• [SUPPLIED ENTRIES]:
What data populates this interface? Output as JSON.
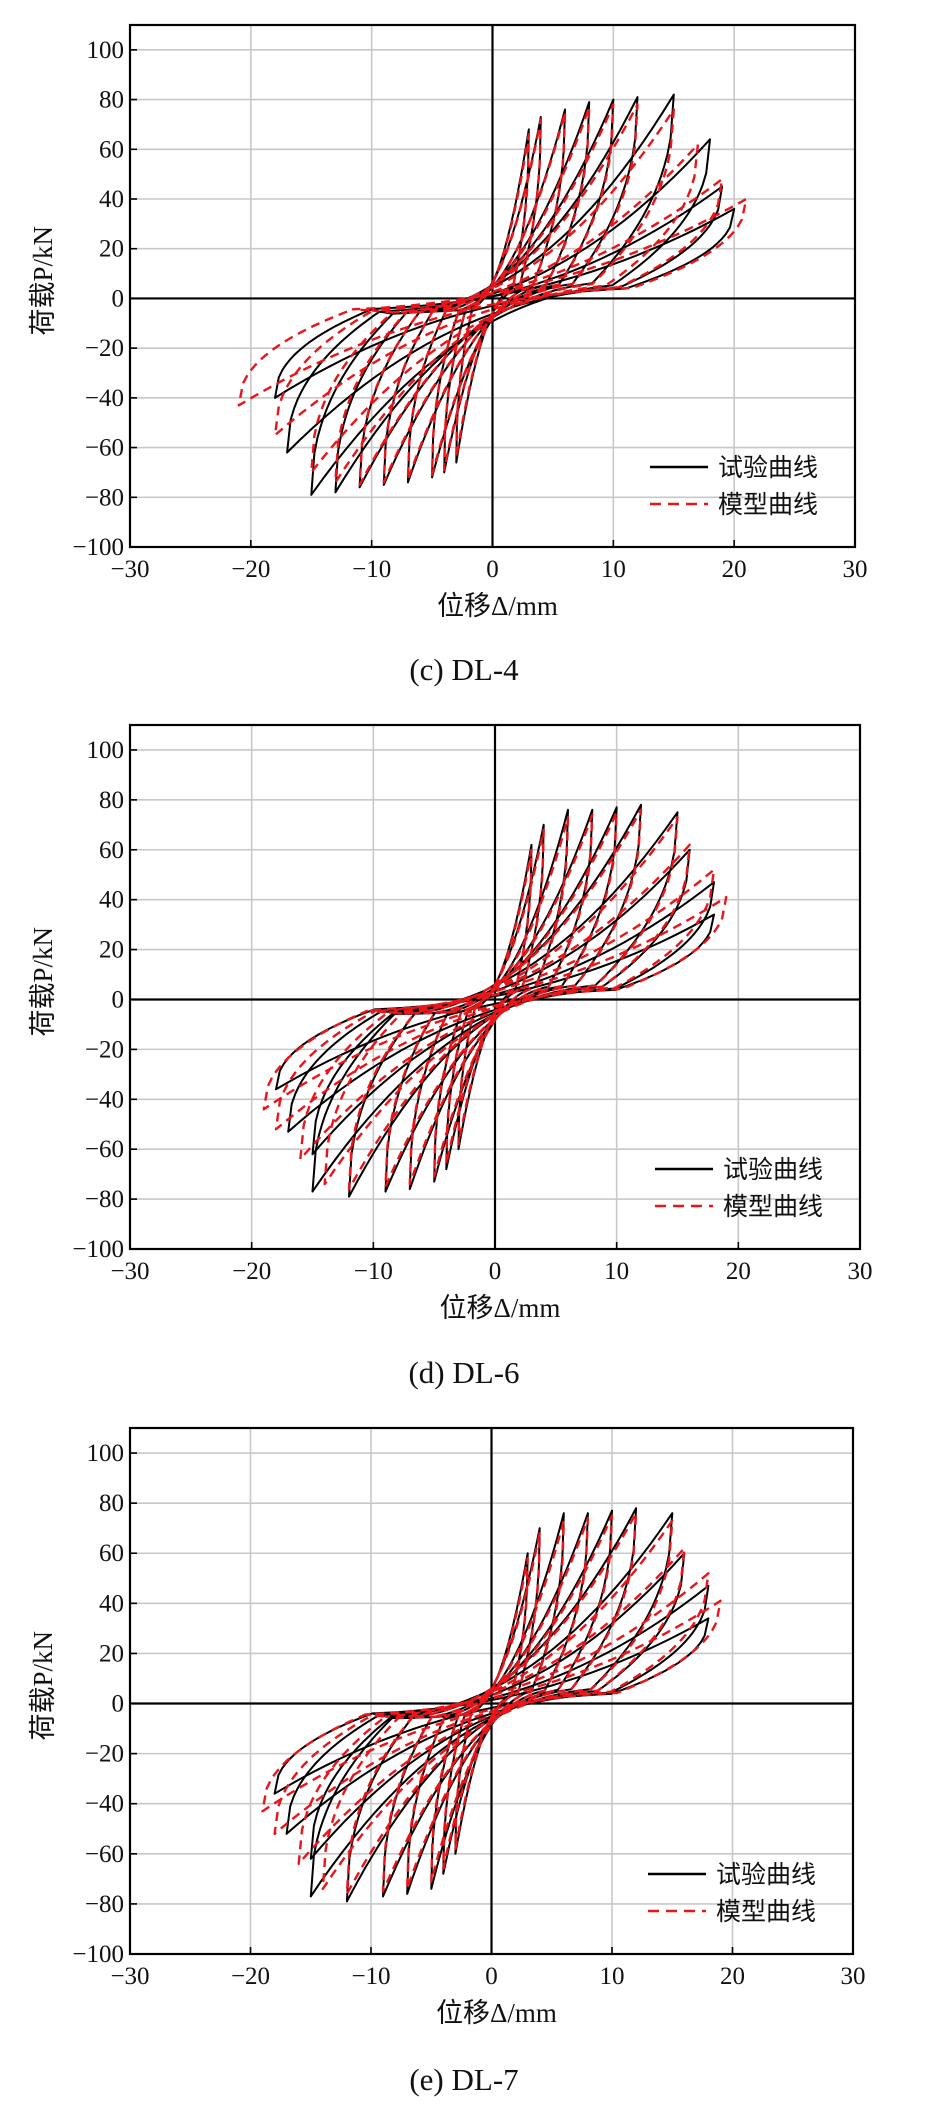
{
  "legend": {
    "test": "试验曲线",
    "model": "模型曲线"
  },
  "colors": {
    "test": "#000000",
    "model": "#e8151b",
    "grid": "#c8c8c8"
  },
  "chart_data": [
    {
      "type": "line",
      "caption": "(c) DL-4",
      "xlabel": "位移Δ/mm",
      "ylabel": "荷载P/kN",
      "xlim": [
        -30,
        30
      ],
      "ylim": [
        -100,
        110
      ],
      "xticks": [
        "−30",
        "−20",
        "−10",
        "0",
        "10",
        "20",
        "30"
      ],
      "yticks": [
        "−100",
        "−80",
        "−60",
        "−40",
        "−20",
        "0",
        "20",
        "40",
        "60",
        "80",
        "100"
      ],
      "grid": true,
      "legend_position": "bottom-right",
      "series": [
        {
          "name": "试验曲线",
          "style": "solid",
          "loops": [
            {
              "d": 3,
              "p": 68,
              "dn": -3,
              "pn": -66
            },
            {
              "d": 4,
              "p": 73,
              "dn": -4,
              "pn": -70
            },
            {
              "d": 6,
              "p": 76,
              "dn": -5,
              "pn": -72
            },
            {
              "d": 8,
              "p": 79,
              "dn": -7,
              "pn": -74
            },
            {
              "d": 10,
              "p": 80,
              "dn": -9,
              "pn": -75
            },
            {
              "d": 12,
              "p": 81,
              "dn": -11,
              "pn": -76
            },
            {
              "d": 15,
              "p": 82,
              "dn": -13,
              "pn": -78
            },
            {
              "d": 18,
              "p": 64,
              "dn": -15,
              "pn": -79
            },
            {
              "d": 19,
              "p": 45,
              "dn": -17,
              "pn": -62
            },
            {
              "d": 20,
              "p": 36,
              "dn": -18,
              "pn": -40
            }
          ]
        },
        {
          "name": "模型曲线",
          "style": "dashed",
          "loops": [
            {
              "d": 3,
              "p": 66,
              "dn": -3,
              "pn": -64
            },
            {
              "d": 4,
              "p": 72,
              "dn": -4,
              "pn": -69
            },
            {
              "d": 6,
              "p": 75,
              "dn": -5,
              "pn": -71
            },
            {
              "d": 8,
              "p": 77,
              "dn": -7,
              "pn": -73
            },
            {
              "d": 10,
              "p": 78,
              "dn": -9,
              "pn": -74
            },
            {
              "d": 12,
              "p": 78,
              "dn": -11,
              "pn": -75
            },
            {
              "d": 15,
              "p": 76,
              "dn": -13,
              "pn": -74
            },
            {
              "d": 17,
              "p": 62,
              "dn": -15,
              "pn": -70
            },
            {
              "d": 19,
              "p": 48,
              "dn": -18,
              "pn": -55
            },
            {
              "d": 21,
              "p": 40,
              "dn": -21,
              "pn": -43
            }
          ]
        }
      ]
    },
    {
      "type": "line",
      "caption": "(d) DL-6",
      "xlabel": "位移Δ/mm",
      "ylabel": "荷载P/kN",
      "xlim": [
        -30,
        30
      ],
      "ylim": [
        -100,
        110
      ],
      "xticks": [
        "−30",
        "−20",
        "−10",
        "0",
        "10",
        "20",
        "30"
      ],
      "yticks": [
        "−100",
        "−80",
        "−60",
        "−40",
        "−20",
        "0",
        "20",
        "40",
        "60",
        "80",
        "100"
      ],
      "grid": true,
      "legend_position": "bottom-right",
      "series": [
        {
          "name": "试验曲线",
          "style": "solid",
          "loops": [
            {
              "d": 3,
              "p": 62,
              "dn": -3,
              "pn": -60
            },
            {
              "d": 4,
              "p": 70,
              "dn": -4,
              "pn": -68
            },
            {
              "d": 6,
              "p": 76,
              "dn": -5,
              "pn": -73
            },
            {
              "d": 8,
              "p": 76,
              "dn": -7,
              "pn": -76
            },
            {
              "d": 10,
              "p": 77,
              "dn": -9,
              "pn": -77
            },
            {
              "d": 12,
              "p": 78,
              "dn": -12,
              "pn": -79
            },
            {
              "d": 15,
              "p": 75,
              "dn": -15,
              "pn": -77
            },
            {
              "d": 16,
              "p": 60,
              "dn": -15,
              "pn": -62
            },
            {
              "d": 18,
              "p": 47,
              "dn": -17,
              "pn": -53
            },
            {
              "d": 18,
              "p": 34,
              "dn": -18,
              "pn": -36
            }
          ]
        },
        {
          "name": "模型曲线",
          "style": "dashed",
          "loops": [
            {
              "d": 3,
              "p": 60,
              "dn": -3,
              "pn": -58
            },
            {
              "d": 4,
              "p": 68,
              "dn": -4,
              "pn": -66
            },
            {
              "d": 6,
              "p": 73,
              "dn": -5,
              "pn": -71
            },
            {
              "d": 8,
              "p": 74,
              "dn": -7,
              "pn": -74
            },
            {
              "d": 10,
              "p": 75,
              "dn": -9,
              "pn": -75
            },
            {
              "d": 12,
              "p": 76,
              "dn": -12,
              "pn": -76
            },
            {
              "d": 15,
              "p": 73,
              "dn": -14,
              "pn": -74
            },
            {
              "d": 16,
              "p": 62,
              "dn": -16,
              "pn": -64
            },
            {
              "d": 18,
              "p": 52,
              "dn": -18,
              "pn": -52
            },
            {
              "d": 19,
              "p": 41,
              "dn": -19,
              "pn": -44
            }
          ]
        }
      ]
    },
    {
      "type": "line",
      "caption": "(e) DL-7",
      "xlabel": "位移Δ/mm",
      "ylabel": "荷载P/kN",
      "xlim": [
        -30,
        30
      ],
      "ylim": [
        -100,
        110
      ],
      "xticks": [
        "−30",
        "−20",
        "−10",
        "0",
        "10",
        "20",
        "30"
      ],
      "yticks": [
        "−100",
        "−80",
        "−60",
        "−40",
        "−20",
        "0",
        "20",
        "40",
        "60",
        "80",
        "100"
      ],
      "grid": true,
      "legend_position": "bottom-right",
      "series": [
        {
          "name": "试验曲线",
          "style": "solid",
          "loops": [
            {
              "d": 3,
              "p": 60,
              "dn": -3,
              "pn": -60
            },
            {
              "d": 4,
              "p": 70,
              "dn": -4,
              "pn": -68
            },
            {
              "d": 6,
              "p": 76,
              "dn": -5,
              "pn": -74
            },
            {
              "d": 8,
              "p": 76,
              "dn": -7,
              "pn": -76
            },
            {
              "d": 10,
              "p": 77,
              "dn": -9,
              "pn": -77
            },
            {
              "d": 12,
              "p": 78,
              "dn": -12,
              "pn": -79
            },
            {
              "d": 15,
              "p": 76,
              "dn": -15,
              "pn": -77
            },
            {
              "d": 16,
              "p": 60,
              "dn": -15,
              "pn": -62
            },
            {
              "d": 18,
              "p": 47,
              "dn": -17,
              "pn": -52
            },
            {
              "d": 18,
              "p": 34,
              "dn": -18,
              "pn": -36
            }
          ]
        },
        {
          "name": "模型曲线",
          "style": "dashed",
          "loops": [
            {
              "d": 3,
              "p": 58,
              "dn": -3,
              "pn": -58
            },
            {
              "d": 4,
              "p": 68,
              "dn": -4,
              "pn": -66
            },
            {
              "d": 6,
              "p": 73,
              "dn": -5,
              "pn": -71
            },
            {
              "d": 8,
              "p": 74,
              "dn": -7,
              "pn": -74
            },
            {
              "d": 10,
              "p": 75,
              "dn": -9,
              "pn": -75
            },
            {
              "d": 12,
              "p": 76,
              "dn": -12,
              "pn": -76
            },
            {
              "d": 15,
              "p": 73,
              "dn": -14,
              "pn": -74
            },
            {
              "d": 16,
              "p": 62,
              "dn": -16,
              "pn": -64
            },
            {
              "d": 18,
              "p": 52,
              "dn": -18,
              "pn": -52
            },
            {
              "d": 19,
              "p": 41,
              "dn": -19,
              "pn": -43
            }
          ]
        }
      ]
    }
  ]
}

• [REQUIRED WORK]:
Would you return the data exactly as written, without the pictures?

• [COMPLETE RESPONSE]:
What data populates this interface? Output as JSON.
{
  "legend": {
    "test": "试验曲线",
    "model": "模型曲线"
  },
  "colors": {
    "test": "#000000",
    "model": "#e8151b",
    "grid": "#c8c8c8"
  },
  "chart_data": [
    {
      "type": "line",
      "caption": "(c) DL-4",
      "xlabel": "位移Δ/mm",
      "ylabel": "荷载P/kN",
      "xlim": [
        -30,
        30
      ],
      "ylim": [
        -100,
        110
      ],
      "xticks": [
        "−30",
        "−20",
        "−10",
        "0",
        "10",
        "20",
        "30"
      ],
      "yticks": [
        "−100",
        "−80",
        "−60",
        "−40",
        "−20",
        "0",
        "20",
        "40",
        "60",
        "80",
        "100"
      ],
      "grid": true,
      "legend_position": "bottom-right",
      "series": [
        {
          "name": "试验曲线",
          "style": "solid",
          "loops": [
            {
              "d": 3,
              "p": 68,
              "dn": -3,
              "pn": -66
            },
            {
              "d": 4,
              "p": 73,
              "dn": -4,
              "pn": -70
            },
            {
              "d": 6,
              "p": 76,
              "dn": -5,
              "pn": -72
            },
            {
              "d": 8,
              "p": 79,
              "dn": -7,
              "pn": -74
            },
            {
              "d": 10,
              "p": 80,
              "dn": -9,
              "pn": -75
            },
            {
              "d": 12,
              "p": 81,
              "dn": -11,
              "pn": -76
            },
            {
              "d": 15,
              "p": 82,
              "dn": -13,
              "pn": -78
            },
            {
              "d": 18,
              "p": 64,
              "dn": -15,
              "pn": -79
            },
            {
              "d": 19,
              "p": 45,
              "dn": -17,
              "pn": -62
            },
            {
              "d": 20,
              "p": 36,
              "dn": -18,
              "pn": -40
            }
          ]
        },
        {
          "name": "模型曲线",
          "style": "dashed",
          "loops": [
            {
              "d": 3,
              "p": 66,
              "dn": -3,
              "pn": -64
            },
            {
              "d": 4,
              "p": 72,
              "dn": -4,
              "pn": -69
            },
            {
              "d": 6,
              "p": 75,
              "dn": -5,
              "pn": -71
            },
            {
              "d": 8,
              "p": 77,
              "dn": -7,
              "pn": -73
            },
            {
              "d": 10,
              "p": 78,
              "dn": -9,
              "pn": -74
            },
            {
              "d": 12,
              "p": 78,
              "dn": -11,
              "pn": -75
            },
            {
              "d": 15,
              "p": 76,
              "dn": -13,
              "pn": -74
            },
            {
              "d": 17,
              "p": 62,
              "dn": -15,
              "pn": -70
            },
            {
              "d": 19,
              "p": 48,
              "dn": -18,
              "pn": -55
            },
            {
              "d": 21,
              "p": 40,
              "dn": -21,
              "pn": -43
            }
          ]
        }
      ]
    },
    {
      "type": "line",
      "caption": "(d) DL-6",
      "xlabel": "位移Δ/mm",
      "ylabel": "荷载P/kN",
      "xlim": [
        -30,
        30
      ],
      "ylim": [
        -100,
        110
      ],
      "xticks": [
        "−30",
        "−20",
        "−10",
        "0",
        "10",
        "20",
        "30"
      ],
      "yticks": [
        "−100",
        "−80",
        "−60",
        "−40",
        "−20",
        "0",
        "20",
        "40",
        "60",
        "80",
        "100"
      ],
      "grid": true,
      "legend_position": "bottom-right",
      "series": [
        {
          "name": "试验曲线",
          "style": "solid",
          "loops": [
            {
              "d": 3,
              "p": 62,
              "dn": -3,
              "pn": -60
            },
            {
              "d": 4,
              "p": 70,
              "dn": -4,
              "pn": -68
            },
            {
              "d": 6,
              "p": 76,
              "dn": -5,
              "pn": -73
            },
            {
              "d": 8,
              "p": 76,
              "dn": -7,
              "pn": -76
            },
            {
              "d": 10,
              "p": 77,
              "dn": -9,
              "pn": -77
            },
            {
              "d": 12,
              "p": 78,
              "dn": -12,
              "pn": -79
            },
            {
              "d": 15,
              "p": 75,
              "dn": -15,
              "pn": -77
            },
            {
              "d": 16,
              "p": 60,
              "dn": -15,
              "pn": -62
            },
            {
              "d": 18,
              "p": 47,
              "dn": -17,
              "pn": -53
            },
            {
              "d": 18,
              "p": 34,
              "dn": -18,
              "pn": -36
            }
          ]
        },
        {
          "name": "模型曲线",
          "style": "dashed",
          "loops": [
            {
              "d": 3,
              "p": 60,
              "dn": -3,
              "pn": -58
            },
            {
              "d": 4,
              "p": 68,
              "dn": -4,
              "pn": -66
            },
            {
              "d": 6,
              "p": 73,
              "dn": -5,
              "pn": -71
            },
            {
              "d": 8,
              "p": 74,
              "dn": -7,
              "pn": -74
            },
            {
              "d": 10,
              "p": 75,
              "dn": -9,
              "pn": -75
            },
            {
              "d": 12,
              "p": 76,
              "dn": -12,
              "pn": -76
            },
            {
              "d": 15,
              "p": 73,
              "dn": -14,
              "pn": -74
            },
            {
              "d": 16,
              "p": 62,
              "dn": -16,
              "pn": -64
            },
            {
              "d": 18,
              "p": 52,
              "dn": -18,
              "pn": -52
            },
            {
              "d": 19,
              "p": 41,
              "dn": -19,
              "pn": -44
            }
          ]
        }
      ]
    },
    {
      "type": "line",
      "caption": "(e) DL-7",
      "xlabel": "位移Δ/mm",
      "ylabel": "荷载P/kN",
      "xlim": [
        -30,
        30
      ],
      "ylim": [
        -100,
        110
      ],
      "xticks": [
        "−30",
        "−20",
        "−10",
        "0",
        "10",
        "20",
        "30"
      ],
      "yticks": [
        "−100",
        "−80",
        "−60",
        "−40",
        "−20",
        "0",
        "20",
        "40",
        "60",
        "80",
        "100"
      ],
      "grid": true,
      "legend_position": "bottom-right",
      "series": [
        {
          "name": "试验曲线",
          "style": "solid",
          "loops": [
            {
              "d": 3,
              "p": 60,
              "dn": -3,
              "pn": -60
            },
            {
              "d": 4,
              "p": 70,
              "dn": -4,
              "pn": -68
            },
            {
              "d": 6,
              "p": 76,
              "dn": -5,
              "pn": -74
            },
            {
              "d": 8,
              "p": 76,
              "dn": -7,
              "pn": -76
            },
            {
              "d": 10,
              "p": 77,
              "dn": -9,
              "pn": -77
            },
            {
              "d": 12,
              "p": 78,
              "dn": -12,
              "pn": -79
            },
            {
              "d": 15,
              "p": 76,
              "dn": -15,
              "pn": -77
            },
            {
              "d": 16,
              "p": 60,
              "dn": -15,
              "pn": -62
            },
            {
              "d": 18,
              "p": 47,
              "dn": -17,
              "pn": -52
            },
            {
              "d": 18,
              "p": 34,
              "dn": -18,
              "pn": -36
            }
          ]
        },
        {
          "name": "模型曲线",
          "style": "dashed",
          "loops": [
            {
              "d": 3,
              "p": 58,
              "dn": -3,
              "pn": -58
            },
            {
              "d": 4,
              "p": 68,
              "dn": -4,
              "pn": -66
            },
            {
              "d": 6,
              "p": 73,
              "dn": -5,
              "pn": -71
            },
            {
              "d": 8,
              "p": 74,
              "dn": -7,
              "pn": -74
            },
            {
              "d": 10,
              "p": 75,
              "dn": -9,
              "pn": -75
            },
            {
              "d": 12,
              "p": 76,
              "dn": -12,
              "pn": -76
            },
            {
              "d": 15,
              "p": 73,
              "dn": -14,
              "pn": -74
            },
            {
              "d": 16,
              "p": 62,
              "dn": -16,
              "pn": -64
            },
            {
              "d": 18,
              "p": 52,
              "dn": -18,
              "pn": -52
            },
            {
              "d": 19,
              "p": 41,
              "dn": -19,
              "pn": -43
            }
          ]
        }
      ]
    }
  ]
}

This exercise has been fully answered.